══ Working data
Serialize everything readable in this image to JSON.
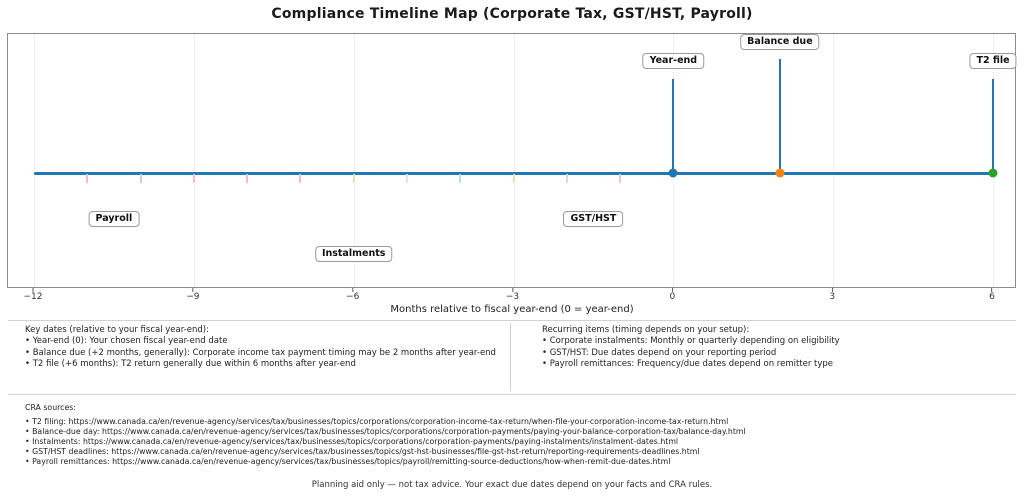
{
  "chart_data": {
    "type": "scatter",
    "subtype": "timeline",
    "title": "Compliance Timeline Map (Corporate Tax, GST/HST, Payroll)",
    "xlabel": "Months relative to fiscal year-end (0 = year-end)",
    "xlim": [
      -12.5,
      6.5
    ],
    "grid": "vertical-dotted-at-ticks",
    "legend": "none",
    "xticks": [
      {
        "label": "−12",
        "month": -12
      },
      {
        "label": "−9",
        "month": -9
      },
      {
        "label": "−6",
        "month": -6
      },
      {
        "label": "−3",
        "month": -3
      },
      {
        "label": "0",
        "month": 0
      },
      {
        "label": "3",
        "month": 3
      },
      {
        "label": "6",
        "month": 6
      }
    ],
    "timeline": {
      "start_month": -12,
      "end_month": 6,
      "color": "#1f77b4"
    },
    "milestones": [
      {
        "label": "Year-end",
        "month": 0,
        "dot_color": "#1f77b4",
        "stem_color": "#1f77b4",
        "label_level": "low"
      },
      {
        "label": "Balance due",
        "month": 2,
        "dot_color": "#ff7f0e",
        "stem_color": "#1f77b4",
        "label_level": "high"
      },
      {
        "label": "T2 file",
        "month": 6,
        "dot_color": "#2ca02c",
        "stem_color": "#1f77b4",
        "label_level": "low"
      }
    ],
    "recurring_labels": [
      {
        "label": "Payroll",
        "month": -10.5,
        "level": "upper"
      },
      {
        "label": "Instalments",
        "month": -6,
        "level": "lower"
      },
      {
        "label": "GST/HST",
        "month": -1.5,
        "level": "upper"
      }
    ],
    "recurring_ticks": [
      {
        "month": -11,
        "color": "#f3bcc6"
      },
      {
        "month": -10,
        "color": "#cfc7e6"
      },
      {
        "month": -9,
        "color": "#f3bcc6"
      },
      {
        "month": -8,
        "color": "#f3bcc6"
      },
      {
        "month": -7,
        "color": "#f3bcc6"
      },
      {
        "month": -6,
        "color": "#dde6ae"
      },
      {
        "month": -5,
        "color": "#cdeaf0"
      },
      {
        "month": -4,
        "color": "#bedaf0"
      },
      {
        "month": -3,
        "color": "#f7d9b5"
      },
      {
        "month": -2,
        "color": "#c8e7c4"
      },
      {
        "month": -1,
        "color": "#f6c3b7"
      }
    ]
  },
  "notes": {
    "key_dates": {
      "header": "Key dates (relative to your fiscal year-end):",
      "items": [
        "• Year-end (0): Your chosen fiscal year-end date",
        "• Balance due (+2 months, generally): Corporate income tax payment timing may be 2 months after year-end",
        "• T2 file (+6 months): T2 return generally due within 6 months after year-end"
      ]
    },
    "recurring": {
      "header": "Recurring items (timing depends on your setup):",
      "items": [
        "• Corporate instalments: Monthly or quarterly depending on eligibility",
        "• GST/HST: Due dates depend on your reporting period",
        "• Payroll remittances: Frequency/due dates depend on remitter type"
      ]
    }
  },
  "sources": {
    "header": "CRA sources:",
    "items": [
      "• T2 filing: https://www.canada.ca/en/revenue-agency/services/tax/businesses/topics/corporations/corporation-income-tax-return/when-file-your-corporation-income-tax-return.html",
      "• Balance-due day: https://www.canada.ca/en/revenue-agency/services/tax/businesses/topics/corporations/corporation-payments/paying-your-balance-corporation-tax/balance-day.html",
      "• Instalments: https://www.canada.ca/en/revenue-agency/services/tax/businesses/topics/corporations/corporation-payments/paying-instalments/instalment-dates.html",
      "• GST/HST deadlines: https://www.canada.ca/en/revenue-agency/services/tax/businesses/topics/gst-hst-businesses/file-gst-hst-return/reporting-requirements-deadlines.html",
      "• Payroll remittances: https://www.canada.ca/en/revenue-agency/services/tax/businesses/topics/payroll/remitting-source-deductions/how-when-remit-due-dates.html"
    ]
  },
  "footer": {
    "disclaimer": "Planning aid only — not tax advice. Your exact due dates depend on your facts and CRA rules."
  }
}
════
# Goal of the exercise
Compute how many lines include the string "remittances", then give that number by itself.

# Answer for the task
2